*** MATERIAL SUPPLIED
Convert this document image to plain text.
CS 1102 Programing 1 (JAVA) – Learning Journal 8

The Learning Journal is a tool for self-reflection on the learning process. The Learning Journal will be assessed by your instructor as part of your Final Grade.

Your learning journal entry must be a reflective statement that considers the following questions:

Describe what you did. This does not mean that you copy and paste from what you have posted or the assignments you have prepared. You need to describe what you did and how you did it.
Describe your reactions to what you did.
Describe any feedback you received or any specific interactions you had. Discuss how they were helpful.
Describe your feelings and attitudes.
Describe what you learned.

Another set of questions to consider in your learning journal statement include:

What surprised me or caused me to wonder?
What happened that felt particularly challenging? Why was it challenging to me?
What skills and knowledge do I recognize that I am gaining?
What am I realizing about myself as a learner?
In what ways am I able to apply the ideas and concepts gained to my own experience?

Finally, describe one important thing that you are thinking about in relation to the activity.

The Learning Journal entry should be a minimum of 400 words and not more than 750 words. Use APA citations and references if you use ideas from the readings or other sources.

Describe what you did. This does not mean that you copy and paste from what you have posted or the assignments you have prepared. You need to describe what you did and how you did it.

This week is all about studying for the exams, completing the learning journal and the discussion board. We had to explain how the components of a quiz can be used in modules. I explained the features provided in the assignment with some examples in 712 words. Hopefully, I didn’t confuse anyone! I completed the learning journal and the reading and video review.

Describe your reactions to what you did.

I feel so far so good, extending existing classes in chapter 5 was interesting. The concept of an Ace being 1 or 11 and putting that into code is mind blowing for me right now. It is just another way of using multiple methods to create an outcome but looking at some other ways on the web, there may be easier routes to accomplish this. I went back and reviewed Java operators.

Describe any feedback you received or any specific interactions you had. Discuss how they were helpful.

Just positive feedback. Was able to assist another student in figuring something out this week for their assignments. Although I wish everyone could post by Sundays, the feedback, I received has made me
******
▶ **PROBLEM DESCRIPTION**:
Retype all of the data shown above, word for word.

▶ **ANSWER BELOW**:
Convert this document image to plain text.
CS 1102 Programing 1 (JAVA) – Learning Journal 8

The Learning Journal is a tool for self-reflection on the learning process. The Learning Journal will be assessed by your instructor as part of your Final Grade.

Your learning journal entry must be a reflective statement that considers the following questions:

Describe what you did. This does not mean that you copy and paste from what you have posted or the assignments you have prepared. You need to describe what you did and how you did it.
Describe your reactions to what you did.
Describe any feedback you received or any specific interactions you had. Discuss how they were helpful.
Describe your feelings and attitudes.
Describe what you learned.

Another set of questions to consider in your learning journal statement include:

What surprised me or caused me to wonder?
What happened that felt particularly challenging? Why was it challenging to me?
What skills and knowledge do I recognize that I am gaining?
What am I realizing about myself as a learner?
In what ways am I able to apply the ideas and concepts gained to my own experience?

Finally, describe one important thing that you are thinking about in relation to the activity.

The Learning Journal entry should be a minimum of 400 words and not more than 750 words. Use APA citations and references if you use ideas from the readings or other sources.

Describe what you did. This does not mean that you copy and paste from what you have posted or the assignments you have prepared. You need to describe what you did and how you did it.

This week is all about studying for the exams, completing the learning journal and the discussion board. We had to explain how the components of a quiz can be used in modules. I explained the features provided in the assignment with some examples in 712 words. Hopefully, I didn’t confuse anyone! I completed the learning journal and the reading and video review.

Describe your reactions to what you did.

I feel so far so good, extending existing classes in chapter 5 was interesting. The concept of an Ace being 1 or 11 and putting that into code is mind blowing for me right now. It is just another way of using multiple methods to create an outcome but looking at some other ways on the web, there may be easier routes to accomplish this. I went back and reviewed Java operators.

Describe any feedback you received or any specific interactions you had. Discuss how they were helpful.

Just positive feedback. Was able to assist another student in figuring something out this week for their assignments. Although I wish everyone could post by Sundays, the feedback, I received has made me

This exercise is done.